● **What is being asked**
From the listing below, tally the lines that include "Price". Return only the total.
--- begin Excerpted records ---
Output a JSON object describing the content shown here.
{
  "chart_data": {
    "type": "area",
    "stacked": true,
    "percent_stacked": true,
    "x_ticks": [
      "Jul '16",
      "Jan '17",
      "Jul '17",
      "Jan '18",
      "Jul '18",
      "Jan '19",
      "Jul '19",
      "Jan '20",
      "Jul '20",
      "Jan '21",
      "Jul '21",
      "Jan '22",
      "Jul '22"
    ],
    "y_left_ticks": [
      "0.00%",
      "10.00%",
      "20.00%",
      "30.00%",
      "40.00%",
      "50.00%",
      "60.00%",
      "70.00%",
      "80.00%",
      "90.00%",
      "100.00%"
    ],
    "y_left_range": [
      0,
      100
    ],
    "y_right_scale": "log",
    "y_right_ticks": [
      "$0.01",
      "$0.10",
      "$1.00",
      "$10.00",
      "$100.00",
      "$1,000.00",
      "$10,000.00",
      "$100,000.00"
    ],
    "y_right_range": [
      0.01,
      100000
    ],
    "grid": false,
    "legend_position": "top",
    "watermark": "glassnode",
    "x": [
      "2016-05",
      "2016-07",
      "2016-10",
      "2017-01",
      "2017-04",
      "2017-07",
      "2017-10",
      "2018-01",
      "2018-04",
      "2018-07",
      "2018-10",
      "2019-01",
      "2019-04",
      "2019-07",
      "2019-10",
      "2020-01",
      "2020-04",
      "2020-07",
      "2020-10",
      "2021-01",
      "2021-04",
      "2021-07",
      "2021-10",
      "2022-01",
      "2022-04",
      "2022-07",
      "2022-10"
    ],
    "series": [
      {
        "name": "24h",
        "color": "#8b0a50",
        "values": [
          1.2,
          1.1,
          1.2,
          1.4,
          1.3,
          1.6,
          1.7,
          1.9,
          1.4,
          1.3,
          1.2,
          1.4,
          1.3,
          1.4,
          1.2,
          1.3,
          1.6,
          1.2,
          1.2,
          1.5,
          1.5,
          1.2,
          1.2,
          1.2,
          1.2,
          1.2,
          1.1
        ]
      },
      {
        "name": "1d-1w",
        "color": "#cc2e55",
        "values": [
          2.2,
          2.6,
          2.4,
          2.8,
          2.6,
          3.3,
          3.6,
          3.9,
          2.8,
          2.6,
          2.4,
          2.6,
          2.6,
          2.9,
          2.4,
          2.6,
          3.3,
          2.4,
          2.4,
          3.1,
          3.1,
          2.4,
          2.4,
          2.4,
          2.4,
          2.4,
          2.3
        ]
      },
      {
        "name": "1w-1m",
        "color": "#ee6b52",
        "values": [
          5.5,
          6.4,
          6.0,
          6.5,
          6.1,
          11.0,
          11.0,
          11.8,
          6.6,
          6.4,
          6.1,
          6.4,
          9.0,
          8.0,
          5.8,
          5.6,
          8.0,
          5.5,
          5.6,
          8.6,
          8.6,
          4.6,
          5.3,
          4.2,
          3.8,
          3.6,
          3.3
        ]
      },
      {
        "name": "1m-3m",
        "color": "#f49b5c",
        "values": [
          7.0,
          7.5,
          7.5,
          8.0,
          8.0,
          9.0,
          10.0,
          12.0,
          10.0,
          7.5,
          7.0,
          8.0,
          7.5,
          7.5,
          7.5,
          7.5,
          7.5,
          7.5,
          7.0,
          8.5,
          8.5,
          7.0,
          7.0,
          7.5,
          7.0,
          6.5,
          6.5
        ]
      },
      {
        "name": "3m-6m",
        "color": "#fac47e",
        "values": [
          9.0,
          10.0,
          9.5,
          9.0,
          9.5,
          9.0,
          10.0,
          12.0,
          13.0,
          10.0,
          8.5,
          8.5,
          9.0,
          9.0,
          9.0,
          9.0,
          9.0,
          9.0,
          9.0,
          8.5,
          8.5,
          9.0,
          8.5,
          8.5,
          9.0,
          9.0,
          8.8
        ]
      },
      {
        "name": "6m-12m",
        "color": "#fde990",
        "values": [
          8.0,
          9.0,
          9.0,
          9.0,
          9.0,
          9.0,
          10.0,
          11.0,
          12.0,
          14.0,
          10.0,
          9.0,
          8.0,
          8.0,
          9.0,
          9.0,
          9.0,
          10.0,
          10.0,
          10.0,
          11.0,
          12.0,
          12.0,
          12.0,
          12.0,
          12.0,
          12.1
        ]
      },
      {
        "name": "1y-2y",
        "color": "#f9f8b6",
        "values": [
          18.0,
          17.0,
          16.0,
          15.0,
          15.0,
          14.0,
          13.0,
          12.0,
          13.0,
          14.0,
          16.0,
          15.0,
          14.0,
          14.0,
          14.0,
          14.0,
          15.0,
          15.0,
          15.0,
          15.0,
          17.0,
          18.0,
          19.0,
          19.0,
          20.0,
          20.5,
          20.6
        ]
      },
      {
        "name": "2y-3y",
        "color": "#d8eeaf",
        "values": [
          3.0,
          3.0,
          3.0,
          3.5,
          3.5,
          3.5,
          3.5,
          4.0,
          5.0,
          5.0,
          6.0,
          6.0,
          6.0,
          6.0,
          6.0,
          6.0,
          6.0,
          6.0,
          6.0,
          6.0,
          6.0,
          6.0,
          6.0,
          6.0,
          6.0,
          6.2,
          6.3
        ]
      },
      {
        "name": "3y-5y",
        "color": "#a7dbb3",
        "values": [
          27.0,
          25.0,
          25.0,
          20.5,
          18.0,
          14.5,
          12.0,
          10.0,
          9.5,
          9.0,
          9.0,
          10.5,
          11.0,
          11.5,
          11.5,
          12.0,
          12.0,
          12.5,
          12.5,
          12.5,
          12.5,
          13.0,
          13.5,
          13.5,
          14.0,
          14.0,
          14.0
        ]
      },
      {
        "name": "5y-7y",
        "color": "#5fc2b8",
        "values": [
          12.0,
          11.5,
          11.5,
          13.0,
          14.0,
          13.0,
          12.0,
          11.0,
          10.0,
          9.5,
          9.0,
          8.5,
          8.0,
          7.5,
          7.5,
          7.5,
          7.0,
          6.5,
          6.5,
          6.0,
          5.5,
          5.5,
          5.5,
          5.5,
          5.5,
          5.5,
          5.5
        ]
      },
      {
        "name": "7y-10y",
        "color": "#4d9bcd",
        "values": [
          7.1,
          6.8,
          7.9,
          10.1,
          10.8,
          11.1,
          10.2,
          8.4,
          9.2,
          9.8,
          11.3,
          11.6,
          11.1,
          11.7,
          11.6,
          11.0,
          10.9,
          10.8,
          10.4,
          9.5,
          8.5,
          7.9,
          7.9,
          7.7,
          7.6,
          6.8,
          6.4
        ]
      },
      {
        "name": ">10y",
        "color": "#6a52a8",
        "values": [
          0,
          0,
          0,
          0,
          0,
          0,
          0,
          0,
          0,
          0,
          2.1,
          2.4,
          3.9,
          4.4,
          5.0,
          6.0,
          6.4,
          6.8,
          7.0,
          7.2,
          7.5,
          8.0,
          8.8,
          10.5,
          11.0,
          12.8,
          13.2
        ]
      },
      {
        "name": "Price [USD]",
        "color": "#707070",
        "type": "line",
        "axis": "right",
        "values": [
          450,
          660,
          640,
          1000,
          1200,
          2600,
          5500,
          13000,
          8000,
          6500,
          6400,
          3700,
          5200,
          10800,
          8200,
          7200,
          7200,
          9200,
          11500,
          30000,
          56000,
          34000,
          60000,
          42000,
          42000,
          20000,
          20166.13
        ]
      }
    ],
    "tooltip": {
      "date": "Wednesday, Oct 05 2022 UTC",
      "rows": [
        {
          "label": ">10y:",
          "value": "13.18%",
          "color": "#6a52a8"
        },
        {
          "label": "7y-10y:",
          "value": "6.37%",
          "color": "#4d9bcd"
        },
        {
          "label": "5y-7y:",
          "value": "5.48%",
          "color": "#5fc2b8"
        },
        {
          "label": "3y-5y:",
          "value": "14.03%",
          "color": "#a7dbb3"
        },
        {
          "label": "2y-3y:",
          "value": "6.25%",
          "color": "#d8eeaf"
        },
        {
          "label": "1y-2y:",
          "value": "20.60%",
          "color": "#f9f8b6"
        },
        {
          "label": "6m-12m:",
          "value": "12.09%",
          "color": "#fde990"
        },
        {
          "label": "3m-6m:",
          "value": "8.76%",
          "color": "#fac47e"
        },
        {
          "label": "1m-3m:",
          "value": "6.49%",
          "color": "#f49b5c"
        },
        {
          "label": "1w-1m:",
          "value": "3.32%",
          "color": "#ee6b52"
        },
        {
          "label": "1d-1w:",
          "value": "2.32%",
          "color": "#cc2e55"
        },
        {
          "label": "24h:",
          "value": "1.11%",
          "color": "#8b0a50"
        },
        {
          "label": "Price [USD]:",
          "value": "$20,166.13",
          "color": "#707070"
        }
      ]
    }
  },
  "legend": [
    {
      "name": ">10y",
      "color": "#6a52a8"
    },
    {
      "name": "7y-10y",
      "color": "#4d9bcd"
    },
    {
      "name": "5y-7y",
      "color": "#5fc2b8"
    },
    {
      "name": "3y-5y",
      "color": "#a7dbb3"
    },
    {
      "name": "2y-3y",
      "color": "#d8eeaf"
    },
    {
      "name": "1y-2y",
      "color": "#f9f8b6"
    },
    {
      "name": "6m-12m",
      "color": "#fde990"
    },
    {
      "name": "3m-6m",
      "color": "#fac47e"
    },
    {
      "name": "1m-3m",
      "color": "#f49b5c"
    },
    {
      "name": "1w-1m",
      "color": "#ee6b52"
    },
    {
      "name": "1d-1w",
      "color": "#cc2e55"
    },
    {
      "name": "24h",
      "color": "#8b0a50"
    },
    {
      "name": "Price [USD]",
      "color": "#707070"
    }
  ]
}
--- end Excerpted records ---
● **The completed task**
3